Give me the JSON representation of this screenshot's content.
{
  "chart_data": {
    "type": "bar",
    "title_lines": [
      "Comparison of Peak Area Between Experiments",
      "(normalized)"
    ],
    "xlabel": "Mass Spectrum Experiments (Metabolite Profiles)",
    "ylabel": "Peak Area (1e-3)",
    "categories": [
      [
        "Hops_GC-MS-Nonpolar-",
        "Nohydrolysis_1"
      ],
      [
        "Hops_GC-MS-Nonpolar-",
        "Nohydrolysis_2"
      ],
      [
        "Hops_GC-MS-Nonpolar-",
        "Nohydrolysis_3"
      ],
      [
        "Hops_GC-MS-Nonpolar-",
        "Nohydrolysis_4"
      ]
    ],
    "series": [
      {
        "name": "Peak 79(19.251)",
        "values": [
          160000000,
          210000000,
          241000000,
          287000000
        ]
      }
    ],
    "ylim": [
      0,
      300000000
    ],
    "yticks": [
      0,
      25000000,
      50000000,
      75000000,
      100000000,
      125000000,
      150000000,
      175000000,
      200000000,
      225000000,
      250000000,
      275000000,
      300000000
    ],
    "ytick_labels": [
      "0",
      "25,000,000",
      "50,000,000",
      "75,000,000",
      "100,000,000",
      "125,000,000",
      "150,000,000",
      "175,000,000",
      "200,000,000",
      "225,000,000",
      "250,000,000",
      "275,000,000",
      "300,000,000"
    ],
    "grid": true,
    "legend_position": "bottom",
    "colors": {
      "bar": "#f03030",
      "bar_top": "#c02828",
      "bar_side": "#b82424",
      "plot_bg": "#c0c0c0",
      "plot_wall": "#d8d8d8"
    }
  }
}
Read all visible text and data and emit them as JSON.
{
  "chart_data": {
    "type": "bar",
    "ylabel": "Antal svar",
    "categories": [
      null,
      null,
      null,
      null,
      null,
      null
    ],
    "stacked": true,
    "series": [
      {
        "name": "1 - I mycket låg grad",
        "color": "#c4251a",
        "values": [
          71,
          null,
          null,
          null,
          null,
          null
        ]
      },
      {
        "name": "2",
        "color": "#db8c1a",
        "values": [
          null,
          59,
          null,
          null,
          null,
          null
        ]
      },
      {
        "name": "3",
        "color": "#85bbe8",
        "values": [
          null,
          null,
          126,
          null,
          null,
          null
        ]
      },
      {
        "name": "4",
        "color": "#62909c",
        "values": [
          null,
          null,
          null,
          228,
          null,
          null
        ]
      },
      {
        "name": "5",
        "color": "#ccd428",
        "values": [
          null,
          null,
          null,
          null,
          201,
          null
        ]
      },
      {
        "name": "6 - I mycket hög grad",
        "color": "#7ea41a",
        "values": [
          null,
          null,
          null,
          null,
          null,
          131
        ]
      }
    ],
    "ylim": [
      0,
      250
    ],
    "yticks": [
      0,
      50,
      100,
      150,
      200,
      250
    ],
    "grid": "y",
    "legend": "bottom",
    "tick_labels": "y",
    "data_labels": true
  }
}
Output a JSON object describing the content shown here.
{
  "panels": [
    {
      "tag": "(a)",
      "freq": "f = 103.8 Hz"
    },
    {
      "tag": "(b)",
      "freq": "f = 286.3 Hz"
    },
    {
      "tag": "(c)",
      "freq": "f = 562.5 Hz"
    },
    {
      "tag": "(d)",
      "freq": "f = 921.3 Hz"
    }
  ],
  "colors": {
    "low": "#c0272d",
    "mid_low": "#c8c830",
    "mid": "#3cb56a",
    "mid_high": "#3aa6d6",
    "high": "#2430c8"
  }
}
= = = =
*THE EXERCISE*:
Copy each line above containing the string "Area".

*ANSWER FOR THE TASK*:
      "Comparison of Peak Area Between Experiments",
    "ylabel": "Peak Area (1e-3)",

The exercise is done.